» **What you have to do**
Each line should be copied exactly.

» **Data shown**
----------

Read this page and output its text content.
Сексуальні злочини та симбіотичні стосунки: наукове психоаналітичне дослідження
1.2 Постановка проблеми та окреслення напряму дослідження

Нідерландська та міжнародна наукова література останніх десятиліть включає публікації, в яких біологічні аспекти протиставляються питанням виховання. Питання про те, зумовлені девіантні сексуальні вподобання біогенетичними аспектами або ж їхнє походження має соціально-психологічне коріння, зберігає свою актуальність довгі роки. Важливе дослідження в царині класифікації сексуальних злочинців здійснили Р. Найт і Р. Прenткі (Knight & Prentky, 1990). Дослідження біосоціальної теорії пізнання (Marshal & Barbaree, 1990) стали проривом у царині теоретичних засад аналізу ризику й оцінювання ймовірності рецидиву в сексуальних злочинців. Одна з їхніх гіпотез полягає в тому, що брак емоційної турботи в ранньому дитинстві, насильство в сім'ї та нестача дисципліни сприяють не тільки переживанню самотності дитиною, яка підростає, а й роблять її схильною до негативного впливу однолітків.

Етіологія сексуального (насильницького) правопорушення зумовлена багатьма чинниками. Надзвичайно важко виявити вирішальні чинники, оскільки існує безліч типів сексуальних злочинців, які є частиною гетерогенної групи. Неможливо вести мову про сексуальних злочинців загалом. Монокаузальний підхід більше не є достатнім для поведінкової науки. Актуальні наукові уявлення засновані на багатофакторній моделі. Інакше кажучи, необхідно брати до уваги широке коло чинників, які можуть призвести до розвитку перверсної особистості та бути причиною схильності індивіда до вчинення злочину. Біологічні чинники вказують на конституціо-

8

----------

» **Solution**
Read this page and output its text content.
Сексуальні злочини та симбіотичні стосунки: наукове психоаналітичне дослідження
1.2 Постановка проблеми та окреслення напряму дослідження

Нідерландська та міжнародна наукова література останніх десятиліть включає публікації, в яких біологічні аспекти протиставляються питанням виховання. Питання про те, зумовлені девіантні сексуальні вподобання біогенетичними аспектами або ж їхнє походження має соціально-психологічне коріння, зберігає свою актуальність довгі роки. Важливе дослідження в царині класифікації сексуальних злочинців здійснили Р. Найт і Р. Прenткі (Knight & Prentky, 1990). Дослідження біосоціальної теорії пізнання (Marshal & Barbaree, 1990) стали проривом у царині теоретичних засад аналізу ризику й оцінювання ймовірності рецидиву в сексуальних злочинців. Одна з їхніх гіпотез полягає в тому, що брак емоційної турботи в ранньому дитинстві, насильство в сім'ї та нестача дисципліни сприяють не тільки переживанню самотності дитиною, яка підростає, а й роблять її схильною до негативного впливу однолітків.

Етіологія сексуального (насильницького) правопорушення зумовлена багатьма чинниками. Надзвичайно важко виявити вирішальні чинники, оскільки існує безліч типів сексуальних злочинців, які є частиною гетерогенної групи. Неможливо вести мову про сексуальних злочинців загалом. Монокаузальний підхід більше не є достатнім для поведінкової науки. Актуальні наукові уявлення засновані на багатофакторній моделі. Інакше кажучи, необхідно брати до уваги широке коло чинників, які можуть призвести до розвитку перверсної особистості та бути причиною схильності індивіда до вчинення злочину. Біологічні чинники вказують на конституціо-

8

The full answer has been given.